_GIVEN REQUEST_
Reproduce the entries verbatim, from the beginning of the records through the line that contains "customize-toolbar-icon[interactable]: ▾ —", including both ends.

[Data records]

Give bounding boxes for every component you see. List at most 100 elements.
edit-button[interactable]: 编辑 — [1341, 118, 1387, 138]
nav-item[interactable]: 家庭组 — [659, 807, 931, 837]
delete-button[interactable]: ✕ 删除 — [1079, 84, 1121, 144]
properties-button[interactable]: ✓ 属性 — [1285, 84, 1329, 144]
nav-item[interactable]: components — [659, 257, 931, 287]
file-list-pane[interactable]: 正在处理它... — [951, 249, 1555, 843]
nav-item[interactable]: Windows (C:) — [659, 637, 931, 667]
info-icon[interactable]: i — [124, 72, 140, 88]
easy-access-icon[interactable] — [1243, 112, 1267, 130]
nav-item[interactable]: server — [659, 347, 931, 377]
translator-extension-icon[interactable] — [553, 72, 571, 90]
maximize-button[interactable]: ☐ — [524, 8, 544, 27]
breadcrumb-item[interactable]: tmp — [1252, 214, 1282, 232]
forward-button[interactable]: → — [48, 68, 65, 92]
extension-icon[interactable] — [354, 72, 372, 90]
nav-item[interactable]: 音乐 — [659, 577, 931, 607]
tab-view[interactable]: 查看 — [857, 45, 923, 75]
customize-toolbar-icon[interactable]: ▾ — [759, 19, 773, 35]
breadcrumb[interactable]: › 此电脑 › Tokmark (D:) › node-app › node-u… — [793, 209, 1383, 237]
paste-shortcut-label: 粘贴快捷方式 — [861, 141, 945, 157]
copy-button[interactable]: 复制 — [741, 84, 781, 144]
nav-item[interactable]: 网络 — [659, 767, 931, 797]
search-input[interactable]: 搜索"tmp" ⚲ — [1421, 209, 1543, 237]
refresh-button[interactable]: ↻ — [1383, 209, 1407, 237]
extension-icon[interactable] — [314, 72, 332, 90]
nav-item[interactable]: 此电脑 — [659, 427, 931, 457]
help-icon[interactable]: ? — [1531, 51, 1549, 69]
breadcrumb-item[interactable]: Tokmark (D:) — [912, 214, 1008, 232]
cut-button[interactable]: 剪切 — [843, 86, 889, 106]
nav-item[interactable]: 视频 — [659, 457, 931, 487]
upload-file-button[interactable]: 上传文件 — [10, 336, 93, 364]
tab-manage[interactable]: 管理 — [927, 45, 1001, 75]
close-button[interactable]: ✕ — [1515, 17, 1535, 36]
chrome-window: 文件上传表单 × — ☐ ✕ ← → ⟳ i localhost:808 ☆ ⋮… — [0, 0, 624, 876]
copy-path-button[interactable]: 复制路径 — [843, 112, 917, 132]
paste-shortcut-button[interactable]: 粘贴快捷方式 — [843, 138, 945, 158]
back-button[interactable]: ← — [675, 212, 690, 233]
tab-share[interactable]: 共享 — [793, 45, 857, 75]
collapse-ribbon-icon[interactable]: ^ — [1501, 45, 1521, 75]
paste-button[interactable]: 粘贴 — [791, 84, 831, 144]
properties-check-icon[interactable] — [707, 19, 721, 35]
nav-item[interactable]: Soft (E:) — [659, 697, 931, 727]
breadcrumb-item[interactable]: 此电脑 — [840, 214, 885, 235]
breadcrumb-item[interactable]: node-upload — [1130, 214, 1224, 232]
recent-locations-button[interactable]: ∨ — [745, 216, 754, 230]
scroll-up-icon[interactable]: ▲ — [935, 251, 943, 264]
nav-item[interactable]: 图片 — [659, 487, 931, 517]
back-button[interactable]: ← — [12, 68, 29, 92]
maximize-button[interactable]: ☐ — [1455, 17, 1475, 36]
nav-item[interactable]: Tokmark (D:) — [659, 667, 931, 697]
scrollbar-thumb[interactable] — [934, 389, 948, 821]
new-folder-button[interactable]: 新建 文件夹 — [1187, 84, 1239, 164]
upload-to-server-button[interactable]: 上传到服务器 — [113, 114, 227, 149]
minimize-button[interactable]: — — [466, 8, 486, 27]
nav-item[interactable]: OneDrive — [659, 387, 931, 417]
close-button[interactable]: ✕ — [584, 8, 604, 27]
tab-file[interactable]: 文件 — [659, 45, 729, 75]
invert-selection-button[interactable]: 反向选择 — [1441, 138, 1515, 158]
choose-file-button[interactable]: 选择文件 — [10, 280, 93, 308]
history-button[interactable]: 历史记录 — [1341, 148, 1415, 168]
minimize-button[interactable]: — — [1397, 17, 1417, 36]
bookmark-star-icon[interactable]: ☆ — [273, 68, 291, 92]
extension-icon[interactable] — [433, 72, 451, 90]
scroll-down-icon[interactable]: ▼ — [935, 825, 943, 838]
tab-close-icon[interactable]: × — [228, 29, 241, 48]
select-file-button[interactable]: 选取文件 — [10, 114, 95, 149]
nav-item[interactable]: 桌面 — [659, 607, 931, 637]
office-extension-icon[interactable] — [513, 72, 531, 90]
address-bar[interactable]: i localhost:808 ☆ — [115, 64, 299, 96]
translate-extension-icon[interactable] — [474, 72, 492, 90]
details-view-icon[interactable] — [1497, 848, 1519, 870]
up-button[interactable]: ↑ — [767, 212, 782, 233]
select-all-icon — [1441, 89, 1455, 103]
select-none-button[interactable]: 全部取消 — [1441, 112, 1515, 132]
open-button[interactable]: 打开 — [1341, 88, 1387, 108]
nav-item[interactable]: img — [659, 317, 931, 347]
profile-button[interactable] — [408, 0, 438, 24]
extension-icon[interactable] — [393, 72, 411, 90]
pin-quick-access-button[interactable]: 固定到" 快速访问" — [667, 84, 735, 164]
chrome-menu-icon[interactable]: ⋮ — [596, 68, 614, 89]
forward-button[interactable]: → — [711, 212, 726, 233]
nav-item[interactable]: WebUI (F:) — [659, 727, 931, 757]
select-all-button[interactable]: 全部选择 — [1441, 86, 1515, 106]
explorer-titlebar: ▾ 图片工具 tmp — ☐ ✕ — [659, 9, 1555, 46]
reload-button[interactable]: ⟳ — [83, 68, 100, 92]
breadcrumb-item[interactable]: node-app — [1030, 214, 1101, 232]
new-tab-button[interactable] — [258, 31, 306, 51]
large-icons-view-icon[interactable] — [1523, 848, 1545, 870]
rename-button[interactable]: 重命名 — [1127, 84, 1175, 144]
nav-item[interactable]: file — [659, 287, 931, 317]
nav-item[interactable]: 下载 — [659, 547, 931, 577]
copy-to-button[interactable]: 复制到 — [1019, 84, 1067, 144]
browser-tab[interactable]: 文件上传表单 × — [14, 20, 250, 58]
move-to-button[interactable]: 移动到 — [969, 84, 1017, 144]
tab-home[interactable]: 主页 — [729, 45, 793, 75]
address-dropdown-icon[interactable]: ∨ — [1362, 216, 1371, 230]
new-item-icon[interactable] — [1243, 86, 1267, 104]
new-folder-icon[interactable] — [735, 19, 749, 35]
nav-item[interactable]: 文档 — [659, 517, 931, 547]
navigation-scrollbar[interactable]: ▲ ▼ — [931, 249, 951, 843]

_RESULT OF THE TASK_
Give bounding boxes for every component you see. List at most 100 elements.
edit-button[interactable]: 编辑 — [1341, 118, 1387, 138]
nav-item[interactable]: 家庭组 — [659, 807, 931, 837]
delete-button[interactable]: ✕ 删除 — [1079, 84, 1121, 144]
properties-button[interactable]: ✓ 属性 — [1285, 84, 1329, 144]
nav-item[interactable]: components — [659, 257, 931, 287]
file-list-pane[interactable]: 正在处理它... — [951, 249, 1555, 843]
nav-item[interactable]: Windows (C:) — [659, 637, 931, 667]
info-icon[interactable]: i — [124, 72, 140, 88]
easy-access-icon[interactable] — [1243, 112, 1267, 130]
nav-item[interactable]: server — [659, 347, 931, 377]
translator-extension-icon[interactable] — [553, 72, 571, 90]
maximize-button[interactable]: ☐ — [524, 8, 544, 27]
breadcrumb-item[interactable]: tmp — [1252, 214, 1282, 232]
forward-button[interactable]: → — [48, 68, 65, 92]
extension-icon[interactable] — [354, 72, 372, 90]
nav-item[interactable]: 音乐 — [659, 577, 931, 607]
tab-view[interactable]: 查看 — [857, 45, 923, 75]
customize-toolbar-icon[interactable]: ▾ — [759, 19, 773, 35]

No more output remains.